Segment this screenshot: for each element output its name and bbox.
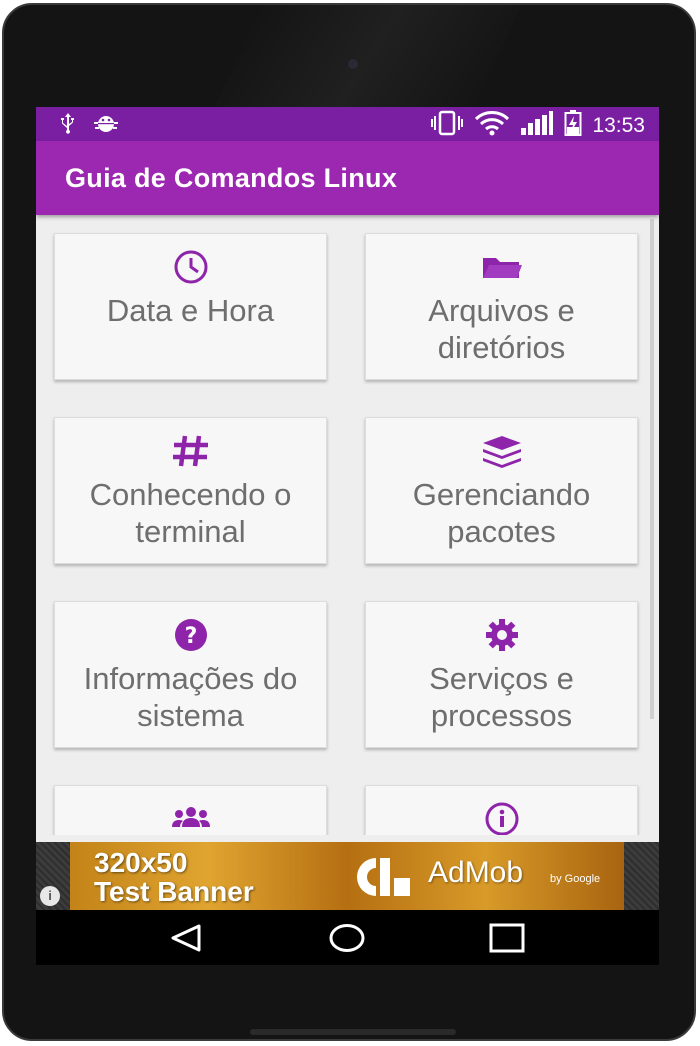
- signal-icon: [520, 110, 554, 141]
- scrollbar[interactable]: [650, 219, 654, 719]
- ad-size-label: 320x50: [94, 847, 188, 878]
- menu-card-label: Serviços e processos: [429, 661, 574, 733]
- clock-icon: [55, 250, 326, 284]
- vibrate-icon: [430, 110, 464, 141]
- menu-card-label: Informações do sistema: [83, 661, 298, 733]
- menu-card-label: Data e Hora: [106, 293, 275, 328]
- home-icon[interactable]: [327, 922, 367, 954]
- ad-by-google: by Google: [550, 873, 601, 885]
- status-clock: 13:53: [592, 113, 645, 137]
- users-icon: [55, 802, 326, 835]
- ad-title: Test Banner: [94, 876, 254, 907]
- navigation-bar: [36, 910, 659, 965]
- app-title: Guia de Comandos Linux: [65, 163, 398, 193]
- menu-card-label: Conhecendo o terminal: [89, 477, 292, 549]
- svg-text:?: ?: [184, 624, 197, 649]
- menu-card-gerenciando-pacotes[interactable]: Gerenciando pacotes: [365, 417, 638, 564]
- app-bar: Guia de Comandos Linux: [36, 141, 659, 215]
- ad-info-icon[interactable]: i: [40, 886, 60, 906]
- menu-card-usuarios[interactable]: [54, 785, 327, 835]
- menu-card-data-e-hora[interactable]: Data e Hora: [54, 233, 327, 380]
- ad-banner[interactable]: 320x50 Test Banner AdMob by Google i: [36, 842, 659, 910]
- folder-icon: [366, 250, 637, 284]
- question-icon: ?: [55, 618, 326, 652]
- menu-card-conhecendo-o-terminal[interactable]: Conhecendo o terminal: [54, 417, 327, 564]
- status-bar: 13:53: [36, 107, 659, 141]
- menu-card-label: Arquivos e diretórios: [428, 293, 575, 365]
- menu-card-sobre[interactable]: [365, 785, 638, 835]
- back-icon[interactable]: [166, 922, 206, 954]
- admob-logo-icon: [357, 858, 410, 896]
- bottom-bezel-detail: [250, 1029, 456, 1035]
- layers-icon: [366, 434, 637, 468]
- wifi-icon: [474, 110, 510, 141]
- android-debug-icon: [92, 111, 120, 141]
- recents-icon[interactable]: [487, 922, 527, 954]
- menu-card-informacoes-do-sistema[interactable]: ? Informações do sistema: [54, 601, 327, 748]
- menu-card-label: Gerenciando pacotes: [412, 477, 591, 549]
- info-icon: [366, 802, 637, 835]
- hashtag-icon: [55, 434, 326, 468]
- gear-icon: [366, 618, 637, 652]
- front-camera: [348, 59, 358, 69]
- ad-brand: AdMob: [428, 856, 524, 889]
- battery-charging-icon: [564, 110, 582, 141]
- ad-text: 320x50 Test Banner: [94, 848, 254, 906]
- ad-image[interactable]: 320x50 Test Banner AdMob by Google: [70, 842, 624, 910]
- menu-grid: Data e Hora Arquivos e diretórios Conhec…: [36, 215, 659, 835]
- usb-icon: [58, 111, 78, 141]
- device-screen: 13:53 Guia de Comandos Linux Data e Hora…: [36, 107, 659, 965]
- menu-card-arquivos-e-diretorios[interactable]: Arquivos e diretórios: [365, 233, 638, 380]
- menu-card-servicos-e-processos[interactable]: Serviços e processos: [365, 601, 638, 748]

= = =

Short exercise:
Please quote the records above exactly, line for line, leaving out the pictures.

Reply to the task:
Segment this screenshot: for each element output its name and bbox.
- signal-icon: [520, 110, 554, 141]
- scrollbar[interactable]: [650, 219, 654, 719]
- ad-size-label: 320x50: [94, 847, 188, 878]
- menu-card-label: Serviços e processos: [429, 661, 574, 733]
- clock-icon: [55, 250, 326, 284]
- vibrate-icon: [430, 110, 464, 141]
- menu-card-label: Informações do sistema: [83, 661, 298, 733]
- menu-card-label: Data e Hora: [106, 293, 275, 328]
- home-icon[interactable]: [327, 922, 367, 954]
- ad-by-google: by Google: [550, 873, 601, 885]
- status-clock: 13:53: [592, 113, 645, 137]
- users-icon: [55, 802, 326, 835]
- ad-title: Test Banner: [94, 876, 254, 907]
- navigation-bar: [36, 910, 659, 965]
- app-title: Guia de Comandos Linux: [65, 163, 398, 193]
- menu-card-label: Conhecendo o terminal: [89, 477, 292, 549]
- svg-text:?: ?: [184, 624, 197, 649]
- menu-card-gerenciando-pacotes[interactable]: Gerenciando pacotes: [365, 417, 638, 564]
- app-bar: Guia de Comandos Linux: [36, 141, 659, 215]
- ad-info-icon[interactable]: i: [40, 886, 60, 906]
- menu-card-usuarios[interactable]: [54, 785, 327, 835]
- menu-card-data-e-hora[interactable]: Data e Hora: [54, 233, 327, 380]
- ad-banner[interactable]: 320x50 Test Banner AdMob by Google i: [36, 842, 659, 910]
- folder-icon: [366, 250, 637, 284]
- question-icon: ?: [55, 618, 326, 652]
- menu-card-conhecendo-o-terminal[interactable]: Conhecendo o terminal: [54, 417, 327, 564]
- status-bar: 13:53: [36, 107, 659, 141]
- menu-card-label: Arquivos e diretórios: [428, 293, 575, 365]
- menu-card-sobre[interactable]: [365, 785, 638, 835]
- back-icon[interactable]: [166, 922, 206, 954]
- admob-logo-icon: [357, 858, 410, 896]
- bottom-bezel-detail: [250, 1029, 456, 1035]
- layers-icon: [366, 434, 637, 468]
- wifi-icon: [474, 110, 510, 141]
- android-debug-icon: [92, 111, 120, 141]
- recents-icon[interactable]: [487, 922, 527, 954]
- menu-card-informacoes-do-sistema[interactable]: ? Informações do sistema: [54, 601, 327, 748]
- menu-card-label: Gerenciando pacotes: [412, 477, 591, 549]
- info-icon: [366, 802, 637, 835]
- hashtag-icon: [55, 434, 326, 468]
- gear-icon: [366, 618, 637, 652]
- front-camera: [348, 59, 358, 69]
- ad-brand: AdMob: [428, 856, 524, 889]
- battery-charging-icon: [564, 110, 582, 141]
- ad-text: 320x50 Test Banner: [94, 848, 254, 906]
- ad-image[interactable]: 320x50 Test Banner AdMob by Google: [70, 842, 624, 910]
- menu-grid: Data e Hora Arquivos e diretórios Conhec…: [36, 215, 659, 835]
- usb-icon: [58, 111, 78, 141]
- device-screen: 13:53 Guia de Comandos Linux Data e Hora…: [36, 107, 659, 965]
- menu-card-arquivos-e-diretorios[interactable]: Arquivos e diretórios: [365, 233, 638, 380]
- menu-card-servicos-e-processos[interactable]: Serviços e processos: [365, 601, 638, 748]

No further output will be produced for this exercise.